=== Begin Enclosure ===

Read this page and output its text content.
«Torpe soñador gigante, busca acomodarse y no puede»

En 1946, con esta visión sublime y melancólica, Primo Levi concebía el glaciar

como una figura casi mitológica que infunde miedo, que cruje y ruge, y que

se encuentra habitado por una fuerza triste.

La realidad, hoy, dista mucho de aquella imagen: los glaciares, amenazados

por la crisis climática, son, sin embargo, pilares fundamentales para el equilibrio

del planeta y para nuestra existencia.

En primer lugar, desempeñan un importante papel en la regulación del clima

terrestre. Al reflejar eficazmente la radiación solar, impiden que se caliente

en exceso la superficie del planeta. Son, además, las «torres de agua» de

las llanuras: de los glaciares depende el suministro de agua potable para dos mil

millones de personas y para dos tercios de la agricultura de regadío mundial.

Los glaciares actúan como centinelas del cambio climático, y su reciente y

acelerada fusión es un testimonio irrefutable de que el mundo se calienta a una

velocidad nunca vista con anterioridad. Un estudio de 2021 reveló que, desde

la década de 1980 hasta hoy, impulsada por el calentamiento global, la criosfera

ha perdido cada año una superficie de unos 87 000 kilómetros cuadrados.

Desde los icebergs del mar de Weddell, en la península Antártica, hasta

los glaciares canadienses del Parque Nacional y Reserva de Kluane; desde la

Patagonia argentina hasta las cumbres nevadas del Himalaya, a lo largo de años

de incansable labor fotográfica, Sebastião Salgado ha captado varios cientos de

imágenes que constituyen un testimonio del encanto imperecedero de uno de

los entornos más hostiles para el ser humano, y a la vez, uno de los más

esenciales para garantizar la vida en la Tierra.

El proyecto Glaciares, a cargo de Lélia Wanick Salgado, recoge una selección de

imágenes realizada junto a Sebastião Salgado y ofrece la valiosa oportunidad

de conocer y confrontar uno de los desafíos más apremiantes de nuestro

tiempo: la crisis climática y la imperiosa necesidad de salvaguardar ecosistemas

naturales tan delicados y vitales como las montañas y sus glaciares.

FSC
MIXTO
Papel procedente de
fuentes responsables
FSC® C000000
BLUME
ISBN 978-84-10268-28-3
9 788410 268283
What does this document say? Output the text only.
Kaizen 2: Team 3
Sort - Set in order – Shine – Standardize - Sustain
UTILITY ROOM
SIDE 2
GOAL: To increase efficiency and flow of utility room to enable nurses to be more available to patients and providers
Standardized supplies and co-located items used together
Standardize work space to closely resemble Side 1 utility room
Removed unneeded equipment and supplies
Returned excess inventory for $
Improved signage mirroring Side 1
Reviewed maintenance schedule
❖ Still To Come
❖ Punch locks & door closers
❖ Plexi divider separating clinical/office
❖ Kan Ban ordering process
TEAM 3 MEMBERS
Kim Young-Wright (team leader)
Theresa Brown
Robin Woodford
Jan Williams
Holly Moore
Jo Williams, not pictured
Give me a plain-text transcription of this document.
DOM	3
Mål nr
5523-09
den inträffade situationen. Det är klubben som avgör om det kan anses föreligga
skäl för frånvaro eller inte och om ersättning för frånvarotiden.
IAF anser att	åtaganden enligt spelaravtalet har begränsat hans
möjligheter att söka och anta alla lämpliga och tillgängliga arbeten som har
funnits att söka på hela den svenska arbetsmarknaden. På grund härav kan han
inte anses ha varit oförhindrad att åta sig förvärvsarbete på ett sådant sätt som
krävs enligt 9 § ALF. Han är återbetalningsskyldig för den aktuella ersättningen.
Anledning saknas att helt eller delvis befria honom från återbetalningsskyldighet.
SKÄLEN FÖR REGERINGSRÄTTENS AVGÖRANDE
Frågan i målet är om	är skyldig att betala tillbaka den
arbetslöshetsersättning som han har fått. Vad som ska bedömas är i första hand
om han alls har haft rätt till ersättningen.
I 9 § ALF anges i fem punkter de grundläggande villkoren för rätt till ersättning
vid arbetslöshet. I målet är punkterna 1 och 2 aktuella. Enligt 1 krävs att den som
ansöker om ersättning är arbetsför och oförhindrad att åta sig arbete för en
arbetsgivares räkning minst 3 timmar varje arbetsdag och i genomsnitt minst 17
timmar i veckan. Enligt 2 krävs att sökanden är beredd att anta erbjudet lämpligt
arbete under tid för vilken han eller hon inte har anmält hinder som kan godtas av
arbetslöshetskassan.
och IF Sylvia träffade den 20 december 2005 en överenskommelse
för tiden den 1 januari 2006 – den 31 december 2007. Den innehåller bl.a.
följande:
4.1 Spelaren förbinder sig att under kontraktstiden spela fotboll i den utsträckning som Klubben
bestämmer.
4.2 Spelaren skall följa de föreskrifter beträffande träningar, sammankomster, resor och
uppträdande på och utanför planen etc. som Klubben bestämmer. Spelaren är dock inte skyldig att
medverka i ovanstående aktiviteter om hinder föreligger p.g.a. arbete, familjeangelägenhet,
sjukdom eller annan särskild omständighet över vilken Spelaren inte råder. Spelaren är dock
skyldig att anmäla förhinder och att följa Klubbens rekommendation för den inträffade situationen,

=== End Enclosure ===

* **TASK INSTRUCTIONS**: Give back the material above in full, exactly as it reads.

* **ANSWER BOX**:
Read this page and output its text content.
«Torpe soñador gigante, busca acomodarse y no puede»

En 1946, con esta visión sublime y melancólica, Primo Levi concebía el glaciar

como una figura casi mitológica que infunde miedo, que cruje y ruge, y que

se encuentra habitado por una fuerza triste.

La realidad, hoy, dista mucho de aquella imagen: los glaciares, amenazados

por la crisis climática, son, sin embargo, pilares fundamentales para el equilibrio

del planeta y para nuestra existencia.

En primer lugar, desempeñan un importante papel en la regulación del clima

terrestre. Al reflejar eficazmente la radiación solar, impiden que se caliente

en exceso la superficie del planeta. Son, además, las «torres de agua» de

las llanuras: de los glaciares depende el suministro de agua potable para dos mil

millones de personas y para dos tercios de la agricultura de regadío mundial.

Los glaciares actúan como centinelas del cambio climático, y su reciente y

acelerada fusión es un testimonio irrefutable de que el mundo se calienta a una

velocidad nunca vista con anterioridad. Un estudio de 2021 reveló que, desde

la década de 1980 hasta hoy, impulsada por el calentamiento global, la criosfera

ha perdido cada año una superficie de unos 87 000 kilómetros cuadrados.

Desde los icebergs del mar de Weddell, en la península Antártica, hasta

los glaciares canadienses del Parque Nacional y Reserva de Kluane; desde la

Patagonia argentina hasta las cumbres nevadas del Himalaya, a lo largo de años

de incansable labor fotográfica, Sebastião Salgado ha captado varios cientos de

imágenes que constituyen un testimonio del encanto imperecedero de uno de

los entornos más hostiles para el ser humano, y a la vez, uno de los más

esenciales para garantizar la vida en la Tierra.

El proyecto Glaciares, a cargo de Lélia Wanick Salgado, recoge una selección de

imágenes realizada junto a Sebastião Salgado y ofrece la valiosa oportunidad

de conocer y confrontar uno de los desafíos más apremiantes de nuestro

tiempo: la crisis climática y la imperiosa necesidad de salvaguardar ecosistemas

naturales tan delicados y vitales como las montañas y sus glaciares.

FSC
MIXTO
Papel procedente de
fuentes responsables
FSC® C000000
BLUME
ISBN 978-84-10268-28-3
9 788410 268283
What does this document say? Output the text only.
Kaizen 2: Team 3
Sort - Set in order – Shine – Standardize - Sustain
UTILITY ROOM
SIDE 2
GOAL: To increase efficiency and flow of utility room to enable nurses to be more available to patients and providers
Standardized supplies and co-located items used together
Standardize work space to closely resemble Side 1 utility room
Removed unneeded equipment and supplies
Returned excess inventory for $
Improved signage mirroring Side 1
Reviewed maintenance schedule
❖ Still To Come
❖ Punch locks & door closers
❖ Plexi divider separating clinical/office
❖ Kan Ban ordering process
TEAM 3 MEMBERS
Kim Young-Wright (team leader)
Theresa Brown
Robin Woodford
Jan Williams
Holly Moore
Jo Williams, not pictured
Give me a plain-text transcription of this document.
DOM	3
Mål nr
5523-09
den inträffade situationen. Det är klubben som avgör om det kan anses föreligga
skäl för frånvaro eller inte och om ersättning för frånvarotiden.
IAF anser att	åtaganden enligt spelaravtalet har begränsat hans
möjligheter att söka och anta alla lämpliga och tillgängliga arbeten som har
funnits att söka på hela den svenska arbetsmarknaden. På grund härav kan han
inte anses ha varit oförhindrad att åta sig förvärvsarbete på ett sådant sätt som
krävs enligt 9 § ALF. Han är återbetalningsskyldig för den aktuella ersättningen.
Anledning saknas att helt eller delvis befria honom från återbetalningsskyldighet.
SKÄLEN FÖR REGERINGSRÄTTENS AVGÖRANDE
Frågan i målet är om	är skyldig att betala tillbaka den
arbetslöshetsersättning som han har fått. Vad som ska bedömas är i första hand
om han alls har haft rätt till ersättningen.
I 9 § ALF anges i fem punkter de grundläggande villkoren för rätt till ersättning
vid arbetslöshet. I målet är punkterna 1 och 2 aktuella. Enligt 1 krävs att den som
ansöker om ersättning är arbetsför och oförhindrad att åta sig arbete för en
arbetsgivares räkning minst 3 timmar varje arbetsdag och i genomsnitt minst 17
timmar i veckan. Enligt 2 krävs att sökanden är beredd att anta erbjudet lämpligt
arbete under tid för vilken han eller hon inte har anmält hinder som kan godtas av
arbetslöshetskassan.
och IF Sylvia träffade den 20 december 2005 en överenskommelse
för tiden den 1 januari 2006 – den 31 december 2007. Den innehåller bl.a.
följande:
4.1 Spelaren förbinder sig att under kontraktstiden spela fotboll i den utsträckning som Klubben
bestämmer.
4.2 Spelaren skall följa de föreskrifter beträffande träningar, sammankomster, resor och
uppträdande på och utanför planen etc. som Klubben bestämmer. Spelaren är dock inte skyldig att
medverka i ovanstående aktiviteter om hinder föreligger p.g.a. arbete, familjeangelägenhet,
sjukdom eller annan särskild omständighet över vilken Spelaren inte råder. Spelaren är dock
skyldig att anmäla förhinder och att följa Klubbens rekommendation för den inträffade situationen,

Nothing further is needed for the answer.